In the late 1990s, Renee Bangerter, who was serving as a research assistant to Royal Skousen at the time, discovered that a number of the words used in the Book of Mormon had meanings that dated from the 1500s and 1600s (and even earlier)—meanings that had disappeared from English long before the early 1800s, when Joseph Smith translated the book.  Since then, Skousen and Carmack have extended Bangerter’s research.  They have found that, with only a few exceptions, the meanings of the Book of Mormon words agree with how they were used in English from the 1530s up through the 1730s and that, in fact, a large number of these words had lost those meanings at least a century or more before the Book of Mormon was translated in 1828–1829.

Some have found it difficult to accept the presence of Early Modern English in the original text of the Book of Mormon—especially those who assume that Joseph Smith was the author of the text. A few have proposed that Joseph’s upstate New York English was a relic dialect and that the resulting archaic Book of Mormon usage reflects older language forms that had died out elsewhere in the English-speaking world but not in Palmyra, New York. Yet, thus far, they have been unable to find any evidence for such forms in dialect studies from that part of the United States (or anywhere else), nor have they found these forms in Joseph Smith’s own writing or in that of his contemporaries. Still, although the finding is strange and was certainly not expected, the evidence is overwhelming that these indicators of non-biblical Early Modern English are, indeed, present in the Book of Mormon.  Skousen and Carmack don’t try to explain that fact; they simply try to accurately identify and describe it.

An additional striking linguistic fact that has emerged from the Critical Text Project is this: Some of the curious English of the original Book of Mormon text seems to reflect an underlying Hebrew or Semitic original.
────────────────────
DIRECTION A
List every person the passage on Book of Mormon language names.
────────────────────
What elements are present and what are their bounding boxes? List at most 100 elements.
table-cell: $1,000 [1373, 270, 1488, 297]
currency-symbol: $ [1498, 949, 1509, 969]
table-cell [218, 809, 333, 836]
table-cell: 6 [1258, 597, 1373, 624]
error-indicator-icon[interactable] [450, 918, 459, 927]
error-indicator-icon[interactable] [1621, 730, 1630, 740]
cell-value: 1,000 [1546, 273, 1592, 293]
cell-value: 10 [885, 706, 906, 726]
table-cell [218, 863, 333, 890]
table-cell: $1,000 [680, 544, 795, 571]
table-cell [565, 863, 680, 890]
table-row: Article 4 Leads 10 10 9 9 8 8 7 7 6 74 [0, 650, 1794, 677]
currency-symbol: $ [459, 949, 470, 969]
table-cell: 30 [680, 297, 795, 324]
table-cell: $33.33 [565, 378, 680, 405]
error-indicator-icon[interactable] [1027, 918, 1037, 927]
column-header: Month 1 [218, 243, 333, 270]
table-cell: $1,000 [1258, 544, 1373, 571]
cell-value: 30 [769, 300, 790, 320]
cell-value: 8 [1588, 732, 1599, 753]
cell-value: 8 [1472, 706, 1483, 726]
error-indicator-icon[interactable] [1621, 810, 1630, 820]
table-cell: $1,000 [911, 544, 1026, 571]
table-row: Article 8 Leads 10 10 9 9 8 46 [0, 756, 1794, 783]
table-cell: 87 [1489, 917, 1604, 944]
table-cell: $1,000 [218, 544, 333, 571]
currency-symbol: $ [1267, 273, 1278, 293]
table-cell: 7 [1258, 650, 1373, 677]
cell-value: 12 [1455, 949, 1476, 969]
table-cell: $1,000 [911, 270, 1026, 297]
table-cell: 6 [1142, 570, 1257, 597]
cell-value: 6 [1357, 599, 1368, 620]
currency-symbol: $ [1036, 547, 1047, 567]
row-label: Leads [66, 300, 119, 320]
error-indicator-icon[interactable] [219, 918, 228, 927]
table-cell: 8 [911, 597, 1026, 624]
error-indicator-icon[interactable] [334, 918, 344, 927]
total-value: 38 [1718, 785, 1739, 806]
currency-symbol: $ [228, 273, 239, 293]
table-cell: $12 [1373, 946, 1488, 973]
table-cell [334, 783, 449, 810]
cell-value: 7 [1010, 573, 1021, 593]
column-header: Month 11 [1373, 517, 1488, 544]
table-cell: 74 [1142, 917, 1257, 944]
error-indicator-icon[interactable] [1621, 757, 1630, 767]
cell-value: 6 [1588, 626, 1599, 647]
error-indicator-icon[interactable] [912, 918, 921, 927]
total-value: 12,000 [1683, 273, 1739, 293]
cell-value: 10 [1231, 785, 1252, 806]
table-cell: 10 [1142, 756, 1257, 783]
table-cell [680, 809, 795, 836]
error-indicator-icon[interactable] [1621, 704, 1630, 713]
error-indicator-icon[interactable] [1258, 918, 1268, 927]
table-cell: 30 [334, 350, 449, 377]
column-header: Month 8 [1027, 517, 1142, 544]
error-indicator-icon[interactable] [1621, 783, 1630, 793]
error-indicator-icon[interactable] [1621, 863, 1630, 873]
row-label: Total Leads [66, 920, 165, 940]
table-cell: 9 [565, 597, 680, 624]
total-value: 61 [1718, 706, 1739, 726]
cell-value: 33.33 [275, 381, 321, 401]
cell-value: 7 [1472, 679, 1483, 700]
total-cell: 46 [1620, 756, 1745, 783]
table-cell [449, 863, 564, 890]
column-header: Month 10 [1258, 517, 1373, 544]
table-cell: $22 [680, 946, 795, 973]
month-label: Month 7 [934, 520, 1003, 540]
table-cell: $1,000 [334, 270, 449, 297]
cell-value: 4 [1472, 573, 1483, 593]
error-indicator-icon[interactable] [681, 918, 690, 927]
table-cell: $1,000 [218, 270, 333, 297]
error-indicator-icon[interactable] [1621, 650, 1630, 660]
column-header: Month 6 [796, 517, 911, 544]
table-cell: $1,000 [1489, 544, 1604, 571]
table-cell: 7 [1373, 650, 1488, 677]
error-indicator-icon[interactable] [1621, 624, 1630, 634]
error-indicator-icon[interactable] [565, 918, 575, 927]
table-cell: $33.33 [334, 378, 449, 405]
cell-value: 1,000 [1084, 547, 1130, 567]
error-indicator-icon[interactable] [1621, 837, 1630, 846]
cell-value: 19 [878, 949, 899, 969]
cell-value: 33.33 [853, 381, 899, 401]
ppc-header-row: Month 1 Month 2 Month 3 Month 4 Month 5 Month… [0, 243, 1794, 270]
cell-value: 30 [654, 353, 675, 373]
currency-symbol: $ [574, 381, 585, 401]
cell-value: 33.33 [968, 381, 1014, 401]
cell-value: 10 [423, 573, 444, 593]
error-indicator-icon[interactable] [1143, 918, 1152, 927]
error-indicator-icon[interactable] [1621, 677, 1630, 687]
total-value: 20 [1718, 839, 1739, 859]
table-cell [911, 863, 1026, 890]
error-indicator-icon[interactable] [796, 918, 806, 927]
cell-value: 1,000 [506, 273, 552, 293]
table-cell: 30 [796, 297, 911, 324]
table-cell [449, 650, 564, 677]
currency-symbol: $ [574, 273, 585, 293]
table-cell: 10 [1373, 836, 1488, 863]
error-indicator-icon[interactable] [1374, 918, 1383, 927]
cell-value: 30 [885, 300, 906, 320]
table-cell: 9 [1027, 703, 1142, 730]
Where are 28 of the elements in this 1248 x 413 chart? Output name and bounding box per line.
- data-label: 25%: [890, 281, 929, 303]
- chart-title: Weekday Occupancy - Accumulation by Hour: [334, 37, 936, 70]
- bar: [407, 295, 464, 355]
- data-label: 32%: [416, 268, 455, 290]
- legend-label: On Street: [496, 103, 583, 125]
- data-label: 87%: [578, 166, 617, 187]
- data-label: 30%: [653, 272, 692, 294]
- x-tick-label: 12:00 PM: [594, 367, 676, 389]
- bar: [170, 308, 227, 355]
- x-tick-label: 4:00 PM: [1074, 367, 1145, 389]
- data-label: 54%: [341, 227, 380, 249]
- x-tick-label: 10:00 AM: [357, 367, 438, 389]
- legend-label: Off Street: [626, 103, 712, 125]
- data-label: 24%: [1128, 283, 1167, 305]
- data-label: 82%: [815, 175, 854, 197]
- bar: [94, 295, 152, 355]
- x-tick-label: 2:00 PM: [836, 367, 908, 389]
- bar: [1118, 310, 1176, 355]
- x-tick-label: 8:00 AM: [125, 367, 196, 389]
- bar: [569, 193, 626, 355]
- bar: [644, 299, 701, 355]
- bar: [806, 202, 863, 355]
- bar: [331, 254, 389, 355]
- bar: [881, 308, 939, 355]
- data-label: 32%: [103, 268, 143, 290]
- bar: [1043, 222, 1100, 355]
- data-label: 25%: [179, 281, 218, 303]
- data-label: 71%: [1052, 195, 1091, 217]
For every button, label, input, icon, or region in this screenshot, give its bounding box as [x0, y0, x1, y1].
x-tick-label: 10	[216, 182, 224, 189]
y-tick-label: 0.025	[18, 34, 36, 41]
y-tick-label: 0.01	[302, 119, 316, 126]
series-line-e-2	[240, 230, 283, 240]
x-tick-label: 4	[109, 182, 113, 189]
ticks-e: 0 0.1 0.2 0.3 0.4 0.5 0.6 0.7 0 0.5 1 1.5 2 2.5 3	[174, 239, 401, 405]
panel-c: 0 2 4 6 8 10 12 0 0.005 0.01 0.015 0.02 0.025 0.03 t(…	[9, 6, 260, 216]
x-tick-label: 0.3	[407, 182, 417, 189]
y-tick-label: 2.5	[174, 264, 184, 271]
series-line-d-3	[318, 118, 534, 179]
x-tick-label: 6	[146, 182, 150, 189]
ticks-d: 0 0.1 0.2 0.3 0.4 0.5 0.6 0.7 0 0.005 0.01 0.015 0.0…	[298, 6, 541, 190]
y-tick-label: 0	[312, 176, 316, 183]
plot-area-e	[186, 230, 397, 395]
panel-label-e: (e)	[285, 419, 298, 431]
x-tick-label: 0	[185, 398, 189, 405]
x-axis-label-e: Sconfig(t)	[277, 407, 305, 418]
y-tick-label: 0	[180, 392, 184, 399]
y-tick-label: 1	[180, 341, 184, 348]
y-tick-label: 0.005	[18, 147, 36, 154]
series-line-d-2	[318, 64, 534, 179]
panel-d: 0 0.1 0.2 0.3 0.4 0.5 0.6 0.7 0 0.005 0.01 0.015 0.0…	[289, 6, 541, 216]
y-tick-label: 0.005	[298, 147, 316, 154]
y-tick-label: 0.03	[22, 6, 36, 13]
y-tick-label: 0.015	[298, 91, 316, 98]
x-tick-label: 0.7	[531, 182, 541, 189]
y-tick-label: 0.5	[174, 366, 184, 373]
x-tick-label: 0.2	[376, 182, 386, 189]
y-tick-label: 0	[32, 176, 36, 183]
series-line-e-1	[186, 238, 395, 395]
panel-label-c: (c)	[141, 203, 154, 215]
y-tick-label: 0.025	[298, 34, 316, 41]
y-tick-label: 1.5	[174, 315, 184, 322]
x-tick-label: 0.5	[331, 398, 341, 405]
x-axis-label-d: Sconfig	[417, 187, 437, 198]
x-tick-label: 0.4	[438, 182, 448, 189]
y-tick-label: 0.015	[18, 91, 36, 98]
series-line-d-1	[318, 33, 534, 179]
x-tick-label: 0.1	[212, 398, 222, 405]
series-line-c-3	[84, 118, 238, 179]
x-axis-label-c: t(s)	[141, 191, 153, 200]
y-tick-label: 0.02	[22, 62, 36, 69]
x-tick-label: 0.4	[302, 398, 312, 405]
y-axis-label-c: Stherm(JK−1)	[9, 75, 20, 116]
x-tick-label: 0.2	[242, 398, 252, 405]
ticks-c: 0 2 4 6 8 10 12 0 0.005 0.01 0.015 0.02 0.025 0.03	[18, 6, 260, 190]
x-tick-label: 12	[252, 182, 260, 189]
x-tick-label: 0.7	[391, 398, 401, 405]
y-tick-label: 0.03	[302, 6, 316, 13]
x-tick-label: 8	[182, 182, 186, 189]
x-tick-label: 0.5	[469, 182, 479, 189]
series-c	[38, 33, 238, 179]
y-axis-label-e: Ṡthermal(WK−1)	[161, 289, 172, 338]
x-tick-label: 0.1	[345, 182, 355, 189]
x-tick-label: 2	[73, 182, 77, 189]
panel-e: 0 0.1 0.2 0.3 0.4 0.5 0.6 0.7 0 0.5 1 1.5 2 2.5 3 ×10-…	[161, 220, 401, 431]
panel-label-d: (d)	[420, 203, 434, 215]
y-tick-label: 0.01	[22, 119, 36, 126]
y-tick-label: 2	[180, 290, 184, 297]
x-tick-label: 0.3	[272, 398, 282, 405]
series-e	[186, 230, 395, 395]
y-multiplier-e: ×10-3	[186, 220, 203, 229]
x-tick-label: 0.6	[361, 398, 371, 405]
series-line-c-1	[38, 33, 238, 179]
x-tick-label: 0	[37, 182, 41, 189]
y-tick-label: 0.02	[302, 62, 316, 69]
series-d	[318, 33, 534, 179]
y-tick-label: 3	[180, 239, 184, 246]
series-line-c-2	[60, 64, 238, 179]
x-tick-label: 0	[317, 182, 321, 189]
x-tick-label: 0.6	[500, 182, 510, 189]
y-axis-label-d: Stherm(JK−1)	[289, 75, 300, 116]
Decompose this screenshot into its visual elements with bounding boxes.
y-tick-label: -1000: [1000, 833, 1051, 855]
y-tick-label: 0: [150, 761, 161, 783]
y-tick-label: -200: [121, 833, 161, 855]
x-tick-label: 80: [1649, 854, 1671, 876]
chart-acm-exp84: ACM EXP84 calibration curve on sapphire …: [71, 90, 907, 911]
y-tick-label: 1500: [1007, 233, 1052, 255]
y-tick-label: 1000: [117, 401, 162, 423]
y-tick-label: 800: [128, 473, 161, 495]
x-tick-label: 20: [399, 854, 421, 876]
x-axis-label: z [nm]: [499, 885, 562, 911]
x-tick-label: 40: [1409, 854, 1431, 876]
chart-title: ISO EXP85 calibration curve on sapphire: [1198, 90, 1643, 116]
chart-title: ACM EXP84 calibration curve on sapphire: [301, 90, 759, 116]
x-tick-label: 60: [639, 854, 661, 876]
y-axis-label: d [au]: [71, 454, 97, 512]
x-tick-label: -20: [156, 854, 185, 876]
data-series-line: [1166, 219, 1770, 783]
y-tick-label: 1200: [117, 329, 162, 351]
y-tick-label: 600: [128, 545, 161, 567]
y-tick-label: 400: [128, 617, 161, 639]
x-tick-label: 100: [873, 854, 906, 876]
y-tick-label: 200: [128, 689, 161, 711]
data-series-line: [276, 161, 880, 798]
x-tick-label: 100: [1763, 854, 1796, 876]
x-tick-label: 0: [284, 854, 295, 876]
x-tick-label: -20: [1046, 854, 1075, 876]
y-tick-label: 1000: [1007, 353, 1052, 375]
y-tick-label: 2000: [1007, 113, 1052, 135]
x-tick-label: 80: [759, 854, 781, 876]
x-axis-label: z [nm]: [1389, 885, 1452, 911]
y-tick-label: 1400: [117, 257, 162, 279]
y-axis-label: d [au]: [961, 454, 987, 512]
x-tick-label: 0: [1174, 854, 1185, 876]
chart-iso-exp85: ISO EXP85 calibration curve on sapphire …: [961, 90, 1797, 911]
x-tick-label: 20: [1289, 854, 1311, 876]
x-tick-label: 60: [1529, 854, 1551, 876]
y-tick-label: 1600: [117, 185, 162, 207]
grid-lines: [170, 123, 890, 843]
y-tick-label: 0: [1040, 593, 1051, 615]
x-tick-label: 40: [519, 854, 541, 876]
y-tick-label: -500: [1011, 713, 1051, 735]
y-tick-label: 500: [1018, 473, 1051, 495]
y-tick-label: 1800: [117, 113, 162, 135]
────────────────────
DIRECTION B
Retype the stretch of rows from the first row through the line containing "cell-value: 8 [1588, 732, 1599, 753]".

COMPLETE ANSWER A
Renee Bangerter, Royal Skousen, Carmack, Joseph Smith

COMPLETE ANSWER B
What elements are present and what are their bounding boxes? List at most 100 elements.
table-cell: $1,000 [1373, 270, 1488, 297]
currency-symbol: $ [1498, 949, 1509, 969]
table-cell [218, 809, 333, 836]
table-cell: 6 [1258, 597, 1373, 624]
error-indicator-icon[interactable] [450, 918, 459, 927]
error-indicator-icon[interactable] [1621, 730, 1630, 740]
cell-value: 1,000 [1546, 273, 1592, 293]
cell-value: 10 [885, 706, 906, 726]
table-cell [218, 863, 333, 890]
table-cell: $1,000 [680, 544, 795, 571]
table-cell [565, 863, 680, 890]
table-row: Article 4 Leads 10 10 9 9 8 8 7 7 6 74 [0, 650, 1794, 677]
currency-symbol: $ [459, 949, 470, 969]
table-cell: 30 [680, 297, 795, 324]
table-cell: $33.33 [565, 378, 680, 405]
error-indicator-icon[interactable] [1027, 918, 1037, 927]
column-header: Month 1 [218, 243, 333, 270]
table-cell: $1,000 [1258, 544, 1373, 571]
cell-value: 30 [769, 300, 790, 320]
cell-value: 8 [1588, 732, 1599, 753]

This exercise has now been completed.